Instructions to follow
Copy each line below in which the string "highest" occurs.

─── Records shown ───

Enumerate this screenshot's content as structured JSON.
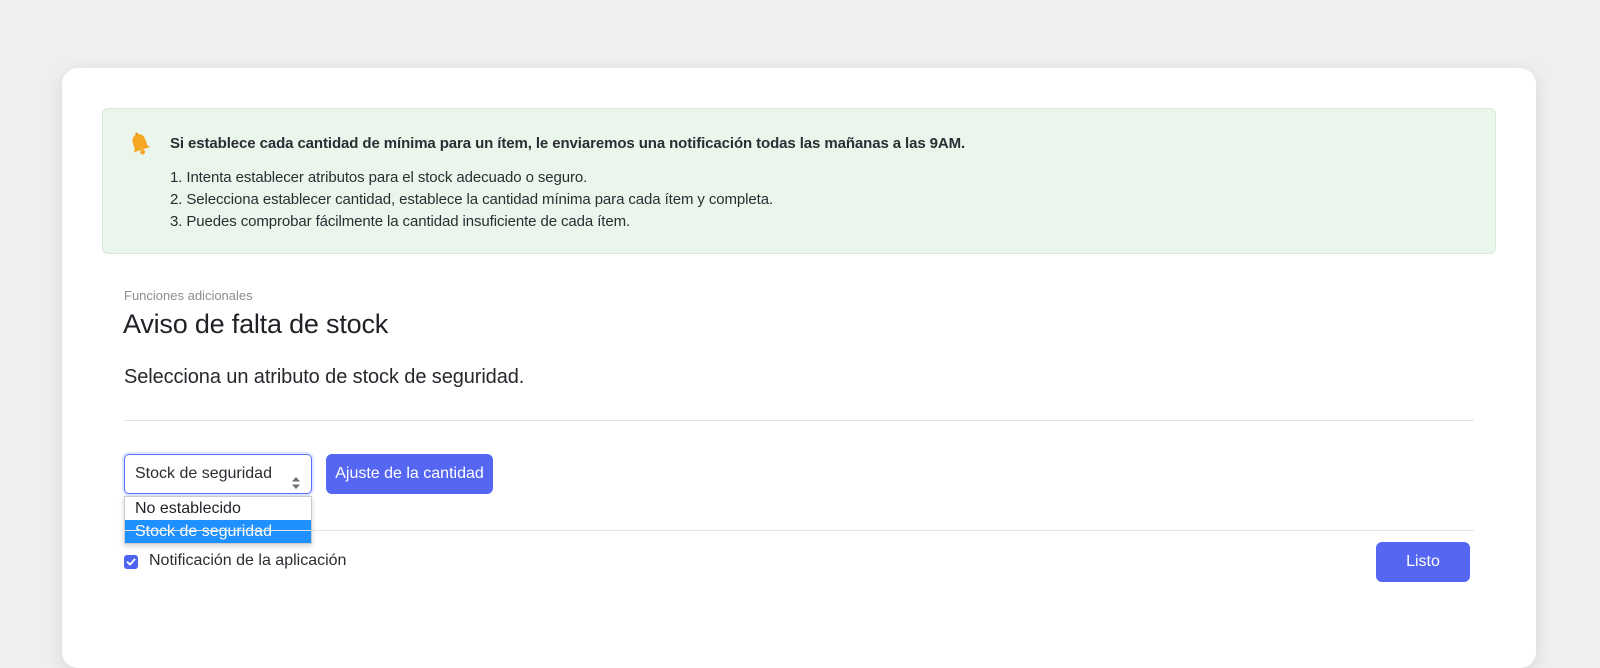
{
  "notice": {
    "icon": "bell-icon",
    "title": "Si establece cada cantidad de mínima para un ítem, le enviaremos una notificación todas las mañanas a las 9AM.",
    "steps": [
      "1. Intenta establecer atributos para el stock adecuado o seguro.",
      "2. Selecciona establecer cantidad, establece la cantidad mínima para cada ítem y completa.",
      "3. Puedes comprobar fácilmente la cantidad insuficiente de cada ítem."
    ]
  },
  "header": {
    "eyebrow": "Funciones adicionales",
    "title": "Aviso de falta de stock",
    "subtitle": "Selecciona un atributo de stock de seguridad."
  },
  "attribute_select": {
    "value": "Stock de seguridad",
    "options": [
      "No establecido",
      "Stock de seguridad"
    ],
    "selected_index": 1
  },
  "buttons": {
    "adjust_label": "Ajuste de la cantidad",
    "done_label": "Listo"
  },
  "app_notification": {
    "label": "Notificación de la aplicación",
    "checked": true
  },
  "colors": {
    "accent": "#5566f2",
    "notice_bg": "#eaf5ec",
    "bell": "#f5a623",
    "option_highlight": "#1e90ff"
  }
}
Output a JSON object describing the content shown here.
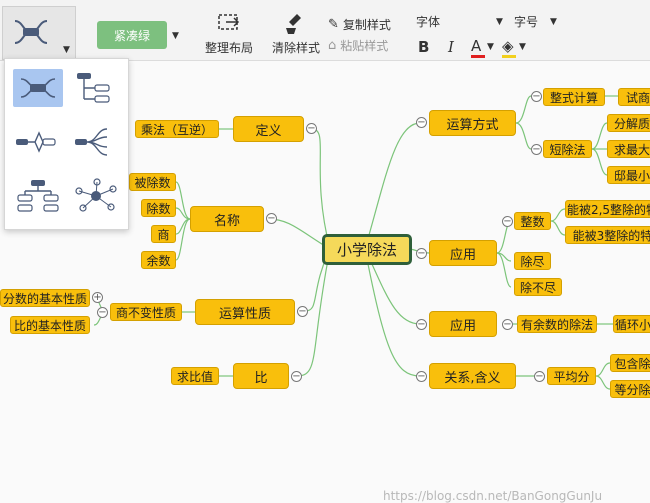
{
  "toolbar": {
    "organize_label": "整理布局",
    "clear_style_label": "清除样式",
    "copy_style_label": "复制样式",
    "paste_style_label": "粘贴样式",
    "theme_label": "紧凑绿",
    "font_label": "字体",
    "font_size_label": "字号",
    "bold_label": "B",
    "italic_label": "I",
    "font_color_label": "A"
  },
  "mindmap": {
    "root": "小学除法",
    "left": {
      "definition": "定义",
      "definition_child": "乘法（互逆）",
      "name": "名称",
      "name_children": [
        "被除数",
        "除数",
        "商",
        "余数"
      ],
      "property": "运算性质",
      "property_child": "商不变性质",
      "property_grandchildren": [
        "分数的基本性质",
        "比的基本性质"
      ],
      "ratio": "比",
      "ratio_child": "求比值"
    },
    "right": {
      "method": "运算方式",
      "method_children": [
        "整式计算",
        "短除法"
      ],
      "method_grand1": "试商",
      "method_grand2": [
        "分解质",
        "求最大",
        "邸最小"
      ],
      "apply1": "应用",
      "apply1_children": [
        "整数",
        "除尽",
        "除不尽"
      ],
      "apply1_grand": [
        "能被2,5整除的特",
        "能被3整除的特"
      ],
      "apply2": "应用",
      "apply2_child": "有余数的除法",
      "apply2_grand": "循环小",
      "relation": "关系,含义",
      "relation_child": "平均分",
      "relation_grand": [
        "包含除",
        "等分除"
      ]
    }
  },
  "watermark": "https://blog.csdn.net/BanGongGunJu",
  "colors": {
    "node": "#f9bf0c",
    "root_border": "#2f5f3a",
    "line": "#7cc47a",
    "theme_button": "#7dc07f"
  }
}
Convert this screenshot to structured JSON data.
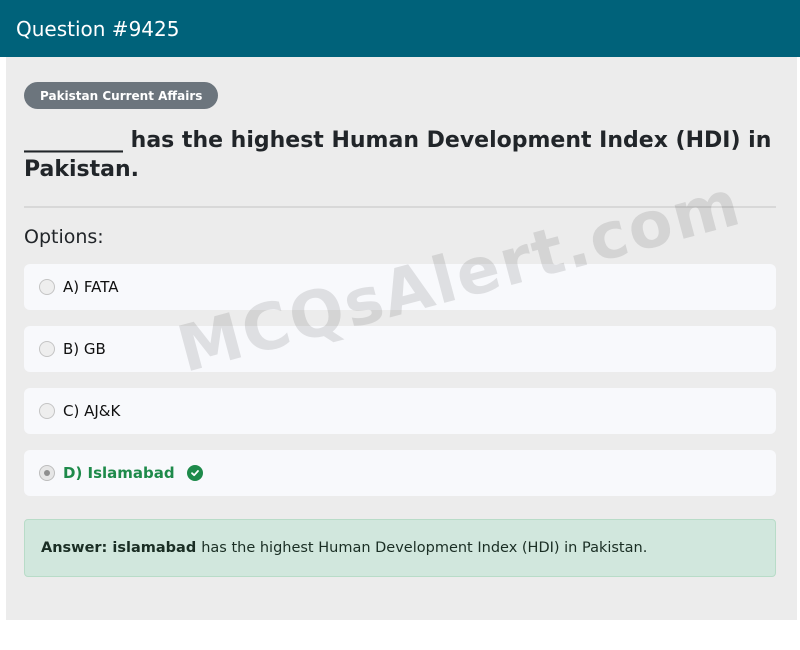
{
  "header": {
    "title": "Question #9425"
  },
  "category_badge": "Pakistan Current Affairs",
  "question": {
    "text": "_________ has the highest Human Development Index (HDI) in Pakistan."
  },
  "options_label": "Options:",
  "options": [
    {
      "label": "A) FATA",
      "selected": false,
      "correct": false
    },
    {
      "label": "B) GB",
      "selected": false,
      "correct": false
    },
    {
      "label": "C) AJ&K",
      "selected": false,
      "correct": false
    },
    {
      "label": "D) Islamabad",
      "selected": true,
      "correct": true
    }
  ],
  "answer": {
    "prefix": "Answer: islamabad",
    "explanation": "has the highest Human Development Index (HDI) in Pakistan."
  },
  "watermark": "MCQsAlert.com",
  "colors": {
    "header_bg": "#00627a",
    "correct_green": "#1e8a4a",
    "answer_bg": "#d1e7dd",
    "badge_bg": "#6c757d"
  },
  "icons": {
    "correct": "check-circle-icon",
    "option": "radio-icon"
  }
}
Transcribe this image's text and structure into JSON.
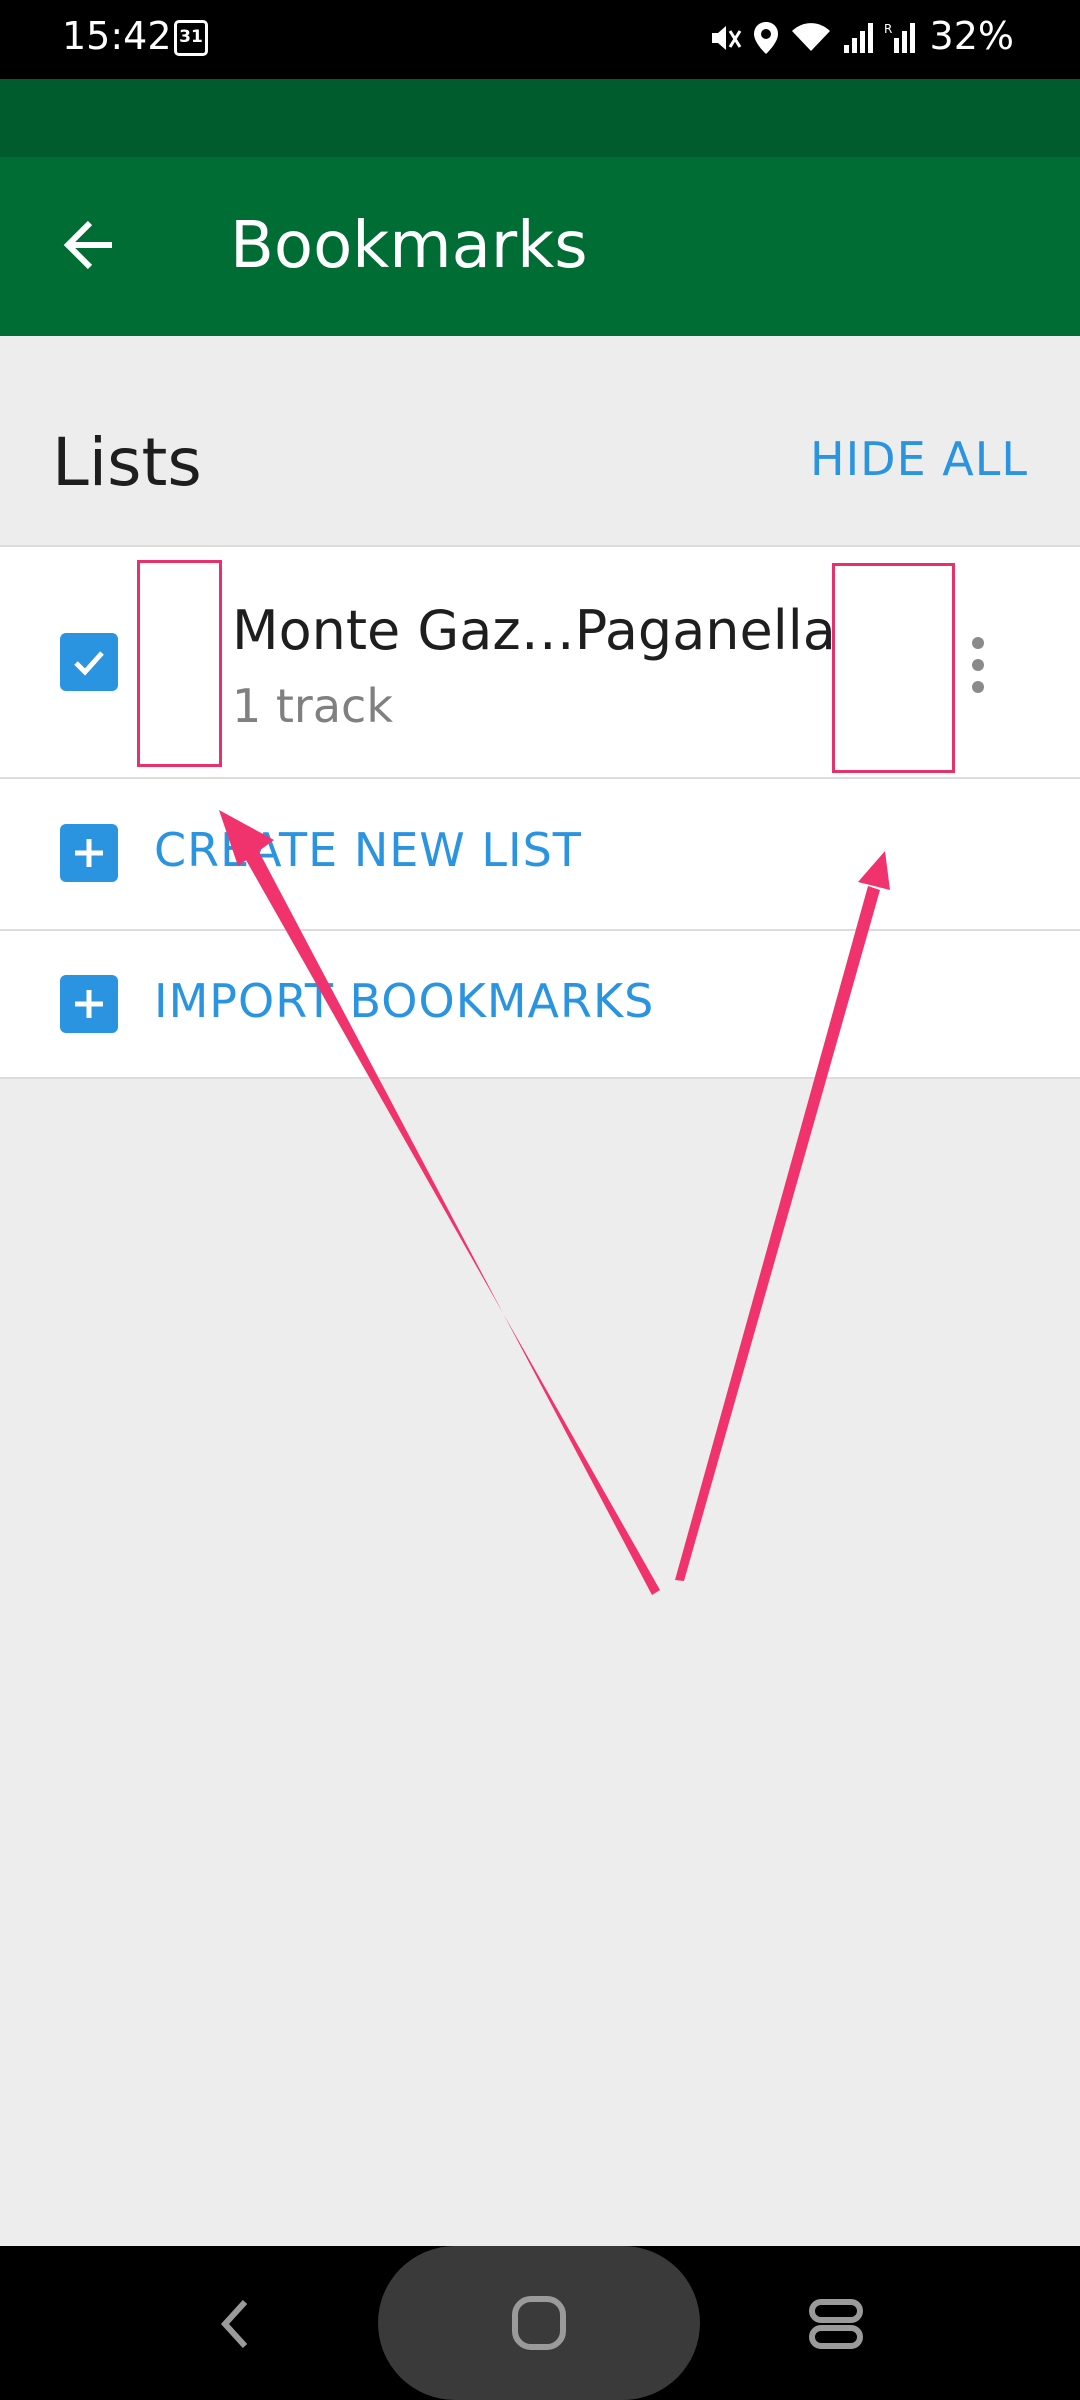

───

Solution for this exercise
    "text": "_________ has the highest Human Development Index (HDI) in Pakistan."
    "explanation": "has the highest Human Development Index (HDI) in Pakistan."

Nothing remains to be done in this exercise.